• [GOAL] In the entries below, find every line with "type" and copy it.

──────── RAW DATA ────────

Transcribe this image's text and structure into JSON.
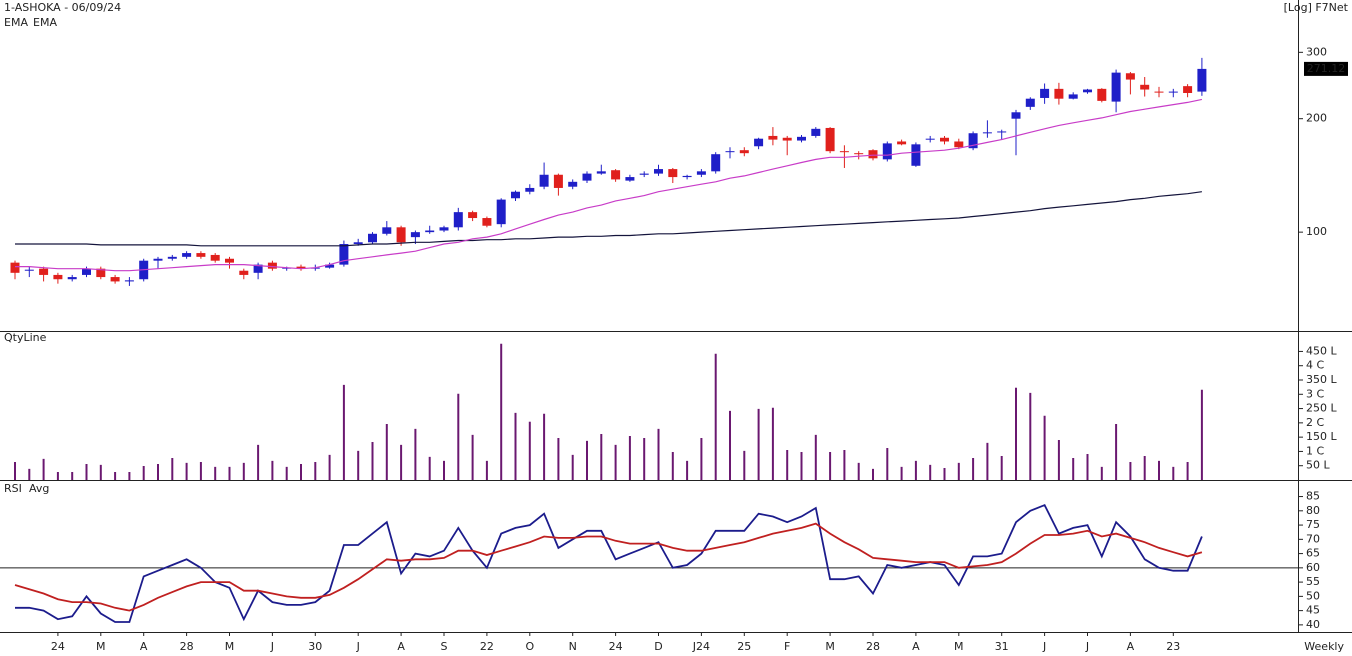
{
  "chart_data": [
    {
      "type": "candlestick",
      "title": "1-ASHOKA - 06/09/24",
      "note": "[Log] F7Net",
      "log_scale": true,
      "open": [
        83,
        79,
        80,
        77,
        75,
        77,
        80,
        76,
        74,
        75,
        84,
        85,
        86,
        88,
        87,
        85,
        79,
        78,
        83,
        80,
        81,
        80,
        80.5,
        82,
        93,
        94,
        99,
        103,
        97,
        100,
        101,
        103,
        113,
        109,
        105,
        123,
        128,
        132,
        142,
        132,
        137,
        143,
        146,
        137,
        142,
        143,
        147,
        140,
        142,
        145,
        163,
        165,
        169,
        180,
        178,
        175,
        180,
        189,
        164,
        162,
        165,
        156,
        174,
        150,
        176,
        178,
        174,
        167,
        183,
        184,
        200,
        215,
        227,
        240,
        226,
        235,
        240,
        222,
        264,
        246,
        236,
        235,
        244,
        236
      ],
      "high": [
        84,
        81,
        81,
        78,
        77,
        81,
        81,
        77,
        76,
        85,
        86,
        87,
        89,
        89,
        88,
        86,
        80,
        83,
        84,
        81,
        82,
        82,
        83,
        95,
        96,
        100,
        107,
        104,
        101,
        104,
        104,
        116,
        114,
        110,
        123,
        129,
        134,
        153,
        143,
        138,
        145,
        151,
        147,
        142,
        145,
        151,
        148,
        142,
        147,
        163,
        168,
        168,
        178,
        190,
        180,
        181,
        190,
        190,
        170,
        164,
        166,
        174,
        176,
        173,
        180,
        180,
        177,
        185,
        198,
        187,
        211,
        228,
        248,
        249,
        235,
        240,
        241,
        270,
        266,
        258,
        243,
        240,
        247,
        290
      ],
      "low": [
        75,
        76,
        74,
        73,
        74,
        76,
        75,
        73,
        72,
        74,
        80,
        84,
        85,
        85,
        83,
        80,
        75,
        75,
        79,
        79,
        79,
        79,
        80,
        81,
        92,
        93,
        98,
        92,
        93,
        99,
        100,
        101,
        107,
        103,
        103,
        121,
        126,
        130,
        125,
        130,
        135,
        142,
        136,
        136,
        140,
        141,
        135,
        138,
        140,
        143,
        157,
        159,
        166,
        170,
        160,
        173,
        178,
        162,
        148,
        156,
        155,
        154,
        170,
        149,
        173,
        171,
        166,
        165,
        178,
        176,
        160,
        211,
        219,
        218,
        225,
        233,
        221,
        208,
        232,
        229,
        228,
        228,
        228,
        230
      ],
      "close": [
        78,
        79.5,
        77,
        75,
        76,
        80,
        76,
        74,
        74.5,
        84,
        85,
        86,
        88,
        86,
        84,
        83,
        77,
        82,
        80,
        80.5,
        80,
        80.5,
        82,
        93,
        94,
        99,
        103,
        94,
        100,
        101,
        103,
        113,
        109,
        104,
        122,
        128,
        131,
        142,
        131,
        136,
        143,
        145,
        138,
        140,
        143,
        147,
        140,
        141,
        145,
        161,
        164,
        162,
        177,
        176,
        175,
        179,
        188,
        164,
        163,
        161,
        157,
        172,
        171,
        171,
        177,
        174,
        168,
        183,
        184,
        185,
        208,
        226,
        240,
        226,
        232,
        239,
        223,
        265,
        254,
        239,
        235,
        236,
        234,
        271.12
      ],
      "up_color": "#1f1fc8",
      "down_color": "#e0201c",
      "series": [
        {
          "name": "EMA",
          "color": "#14143c",
          "values": [
            93,
            93,
            93,
            93,
            93,
            93,
            92.5,
            92.5,
            92.5,
            92.5,
            92.5,
            92.5,
            92.5,
            92,
            92,
            92,
            92,
            92,
            92,
            92,
            92,
            92,
            92,
            92,
            92.5,
            93,
            93,
            93.5,
            94,
            94,
            94.5,
            95,
            95,
            95.5,
            95.5,
            96,
            96,
            96.5,
            97,
            97,
            97.5,
            97.5,
            98,
            98,
            98.5,
            99,
            99,
            99.5,
            100,
            100.5,
            101,
            101.5,
            102,
            102.5,
            103,
            103.5,
            104,
            104.5,
            105,
            105.5,
            106,
            106.5,
            107,
            107.5,
            108,
            108.5,
            109,
            110,
            111,
            112,
            113,
            114,
            115.5,
            116.5,
            117.5,
            118.5,
            119.5,
            120.5,
            122,
            123,
            124.5,
            125.5,
            126.5,
            128
          ]
        },
        {
          "name": "EMA",
          "color": "#c83cc8",
          "values": [
            81,
            81,
            80.5,
            80,
            80,
            80,
            79.5,
            79,
            79,
            79.5,
            80,
            80.5,
            81,
            81.5,
            82,
            82,
            82,
            81.5,
            81,
            80.5,
            80,
            80.5,
            82,
            84,
            85,
            86,
            87,
            88,
            89,
            91,
            93,
            94,
            96,
            97,
            99,
            102,
            105,
            108,
            111,
            113,
            116,
            118,
            121,
            123,
            125,
            128,
            130,
            132,
            134,
            136,
            139,
            141,
            144,
            147,
            150,
            153,
            156,
            158,
            158,
            159,
            160,
            160,
            162,
            163,
            164,
            165,
            167,
            170,
            173,
            176,
            180,
            184,
            188,
            192,
            195,
            198,
            201,
            205,
            209,
            212,
            215,
            218,
            221,
            225
          ]
        }
      ],
      "ylim": [
        55,
        370
      ],
      "yticks": [
        100,
        200,
        300
      ]
    },
    {
      "type": "bar",
      "title": "QtyLine",
      "color": "#6a1870",
      "values": [
        63,
        39,
        74,
        28,
        28,
        56,
        53,
        28,
        28,
        49,
        56,
        77,
        60,
        63,
        46,
        46,
        60,
        123,
        67,
        46,
        56,
        63,
        88,
        333,
        102,
        133,
        196,
        123,
        179,
        81,
        67,
        302,
        158,
        67,
        477,
        235,
        204,
        232,
        147,
        88,
        137,
        161,
        123,
        154,
        147,
        179,
        98,
        67,
        147,
        442,
        242,
        102,
        249,
        253,
        105,
        98,
        158,
        98,
        105,
        60,
        39,
        112,
        46,
        67,
        53,
        42,
        60,
        77,
        130,
        84,
        323,
        305,
        225,
        140,
        77,
        91,
        46,
        196,
        63,
        84,
        67,
        46,
        63,
        316
      ],
      "ylim": [
        0,
        490
      ],
      "yticks": [
        {
          "value": 50,
          "label": "50 L"
        },
        {
          "value": 100,
          "label": "1 C"
        },
        {
          "value": 150,
          "label": "150 L"
        },
        {
          "value": 200,
          "label": "2 C"
        },
        {
          "value": 250,
          "label": "250 L"
        },
        {
          "value": 300,
          "label": "3 C"
        },
        {
          "value": 350,
          "label": "350 L"
        },
        {
          "value": 400,
          "label": "4 C"
        },
        {
          "value": 450,
          "label": "450 L"
        }
      ]
    },
    {
      "type": "line",
      "xlabel": "Weekly",
      "categories": [
        null,
        null,
        null,
        "24",
        null,
        null,
        "M",
        null,
        null,
        "A",
        null,
        null,
        "28",
        null,
        null,
        "M",
        null,
        null,
        "J",
        null,
        null,
        "30",
        null,
        null,
        "J",
        null,
        null,
        "A",
        null,
        null,
        "S",
        null,
        null,
        "22",
        null,
        null,
        "O",
        null,
        null,
        "N",
        null,
        null,
        "24",
        null,
        null,
        "D",
        null,
        null,
        "J24",
        null,
        null,
        "25",
        null,
        null,
        "F",
        null,
        null,
        "M",
        null,
        null,
        "28",
        null,
        null,
        "A",
        null,
        null,
        "M",
        null,
        null,
        "31",
        null,
        null,
        "J",
        null,
        null,
        "J",
        null,
        null,
        "A",
        null,
        null,
        "23",
        null,
        null
      ],
      "series": [
        {
          "name": "RSI",
          "color": "#1c1c8c",
          "values": [
            46,
            46,
            45,
            42,
            43,
            50,
            44,
            41,
            41,
            57,
            59,
            61,
            63,
            60,
            55,
            53,
            42,
            52,
            48,
            47,
            47,
            48,
            52,
            68,
            68,
            72,
            76,
            58,
            65,
            64,
            66,
            74,
            66,
            60,
            72,
            74,
            75,
            79,
            67,
            70,
            73,
            73,
            63,
            65,
            67,
            69,
            60,
            61,
            65,
            73,
            73,
            73,
            79,
            78,
            76,
            78,
            81,
            56,
            56,
            57,
            51,
            61,
            60,
            61,
            62,
            61,
            54,
            64,
            64,
            65,
            76,
            80,
            82,
            72,
            74,
            75,
            64,
            76,
            71,
            63,
            60,
            59,
            59,
            71
          ]
        },
        {
          "name": "Avg",
          "color": "#c02020",
          "values": [
            54,
            52.5,
            51,
            49,
            48,
            48,
            47.5,
            46,
            45,
            47,
            49.5,
            51.5,
            53.5,
            55,
            55,
            55,
            52,
            52,
            51,
            50,
            49.5,
            49.5,
            50.5,
            53,
            56,
            59.5,
            63,
            62.5,
            63,
            63,
            63.5,
            66,
            66,
            64.5,
            66,
            67.5,
            69,
            71,
            70.5,
            70.5,
            71,
            71,
            69.5,
            68.5,
            68.5,
            68.5,
            67,
            66,
            66,
            67,
            68,
            69,
            70.5,
            72,
            73,
            74,
            75.5,
            72,
            69,
            66.5,
            63.5,
            63,
            62.5,
            62,
            62,
            62,
            60,
            60.5,
            61,
            62,
            65,
            68.5,
            71.5,
            71.5,
            72,
            73,
            71,
            72,
            70.5,
            69,
            67,
            65.5,
            64,
            65.5
          ]
        }
      ],
      "reference_line": 60,
      "ylim": [
        37.5,
        88
      ],
      "yticks": [
        40,
        45,
        50,
        55,
        60,
        65,
        70,
        75,
        80,
        85
      ]
    }
  ]
}
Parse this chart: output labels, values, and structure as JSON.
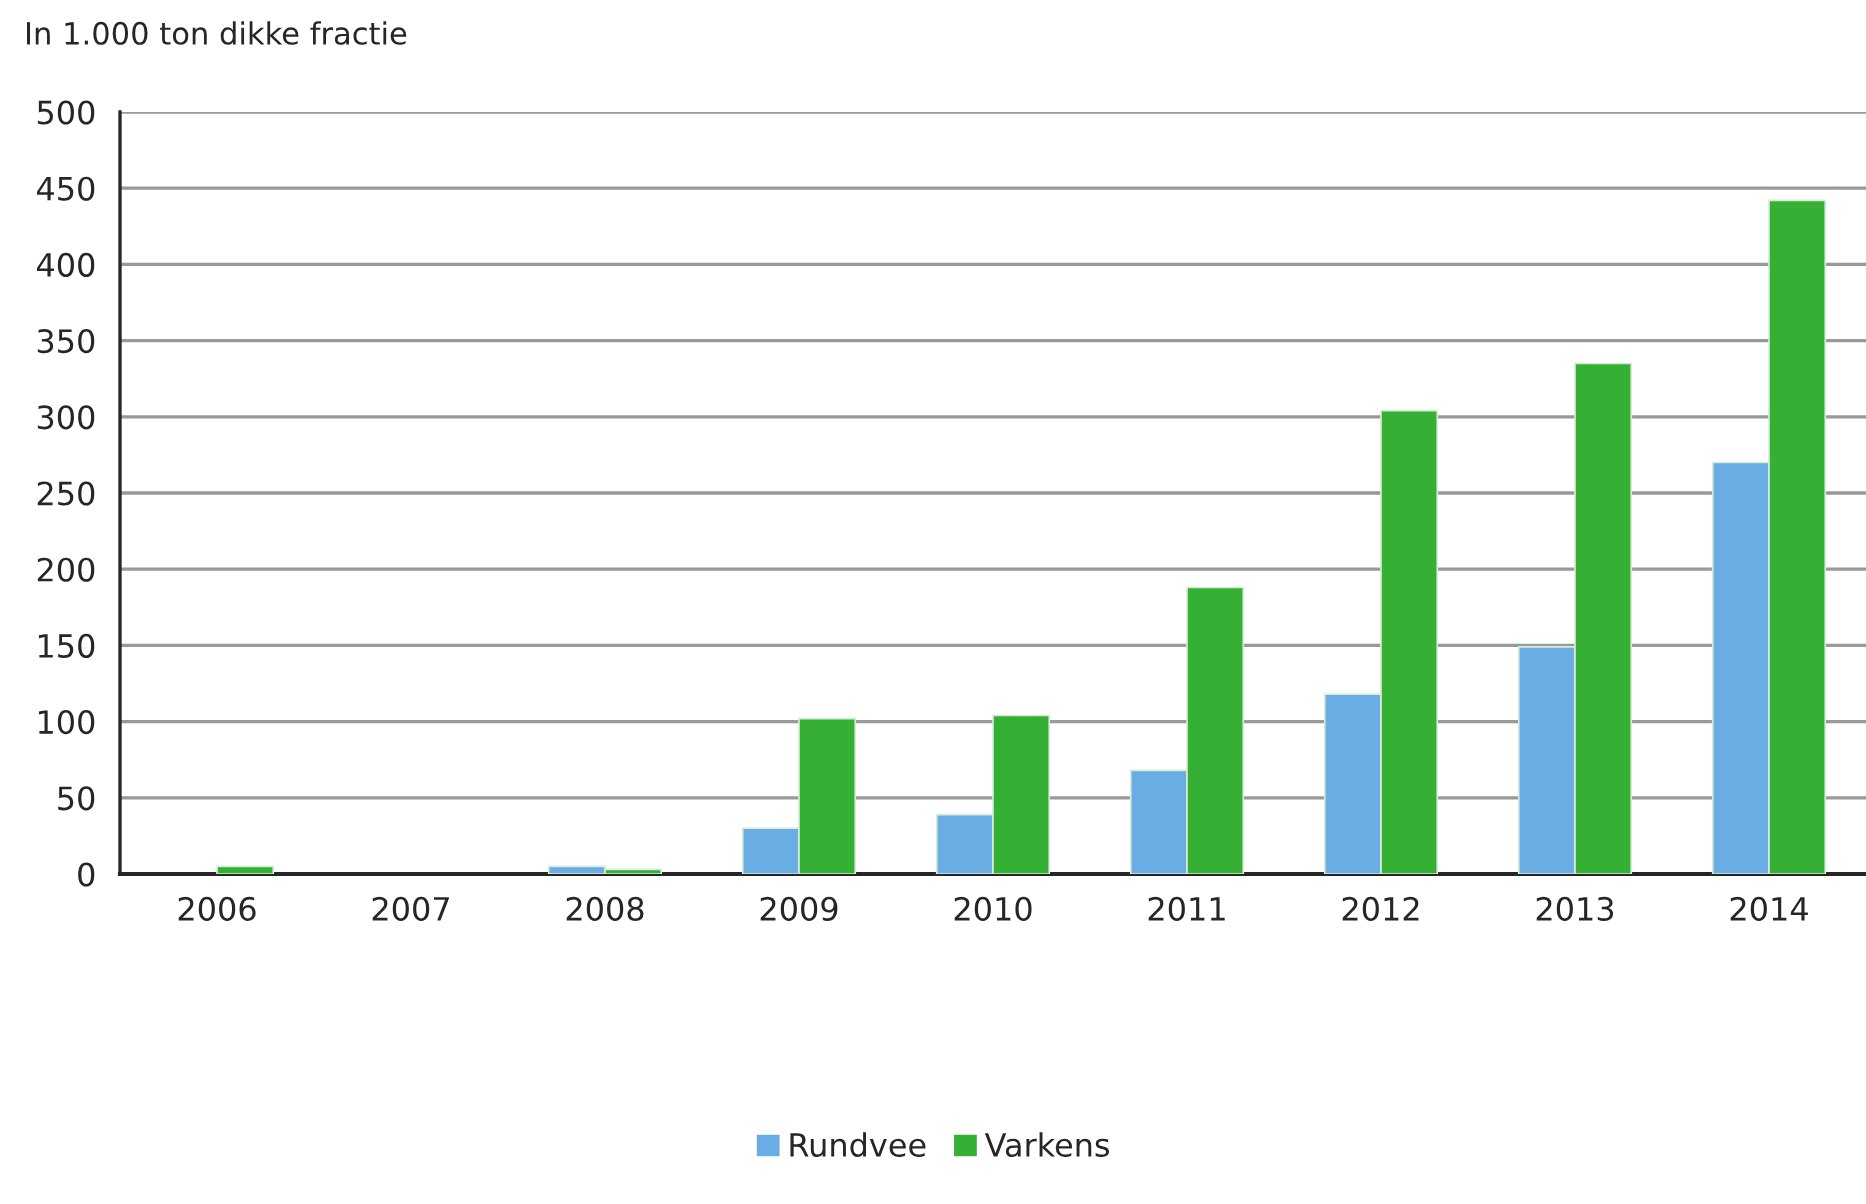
{
  "chart_data": {
    "type": "bar",
    "ylabel": "In 1.000 ton dikke fractie",
    "categories": [
      "2006",
      "2007",
      "2008",
      "2009",
      "2010",
      "2011",
      "2012",
      "2013",
      "2014"
    ],
    "series": [
      {
        "name": "Rundvee",
        "color": "#6aade4",
        "values": [
          null,
          null,
          5,
          30,
          39,
          68,
          118,
          149,
          270
        ]
      },
      {
        "name": "Varkens",
        "color": "#35b035",
        "values": [
          5,
          null,
          3,
          102,
          104,
          188,
          304,
          335,
          442
        ]
      }
    ],
    "ylim": [
      0,
      500
    ],
    "yticks": [
      0,
      50,
      100,
      150,
      200,
      250,
      300,
      350,
      400,
      450,
      500
    ],
    "grid": "y",
    "legend": "bottom"
  }
}
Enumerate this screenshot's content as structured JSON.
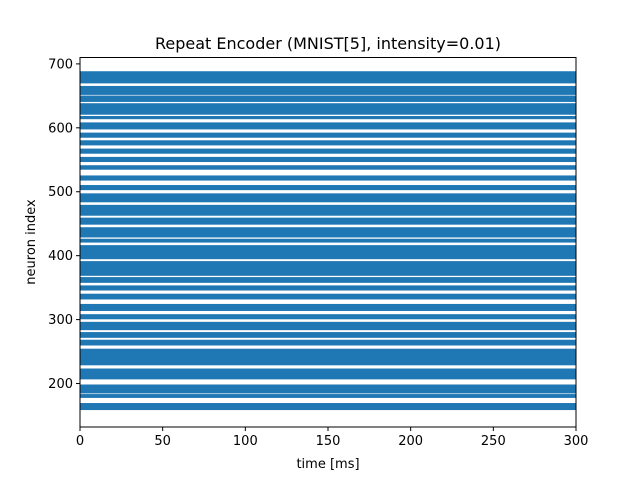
{
  "chart_data": {
    "type": "scatter",
    "title": "Repeat Encoder (MNIST[5], intensity=0.01)",
    "xlabel": "time [ms]",
    "ylabel": "neuron index",
    "xlim": [
      0,
      300
    ],
    "ylim": [
      132,
      710
    ],
    "xticks": [
      0,
      50,
      100,
      150,
      200,
      250,
      300
    ],
    "yticks": [
      200,
      300,
      400,
      500,
      600,
      700
    ],
    "grid": false,
    "marker_color": "#1f77b4",
    "time_range": [
      0,
      300
    ],
    "spike_bands": [
      [
        159,
        169
      ],
      [
        178,
        183
      ],
      [
        185,
        198
      ],
      [
        207,
        223
      ],
      [
        229,
        254
      ],
      [
        260,
        268
      ],
      [
        272,
        280
      ],
      [
        284,
        296
      ],
      [
        301,
        308
      ],
      [
        314,
        324
      ],
      [
        332,
        340
      ],
      [
        346,
        353
      ],
      [
        358,
        366
      ],
      [
        369,
        391
      ],
      [
        395,
        416
      ],
      [
        421,
        426
      ],
      [
        429,
        444
      ],
      [
        449,
        459
      ],
      [
        463,
        479
      ],
      [
        484,
        497
      ],
      [
        503,
        510
      ],
      [
        518,
        525
      ],
      [
        535,
        541
      ],
      [
        547,
        554
      ],
      [
        560,
        567
      ],
      [
        573,
        580
      ],
      [
        585,
        592
      ],
      [
        598,
        608
      ],
      [
        614,
        618
      ],
      [
        621,
        638
      ],
      [
        641,
        650
      ],
      [
        652,
        665
      ],
      [
        670,
        688
      ]
    ]
  }
}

────────

• [COMPLETED TASK]
      "type": "candlestick",
      "type": "bar",
      "type": "line",
    "type": "bar",
    "type": "scatter",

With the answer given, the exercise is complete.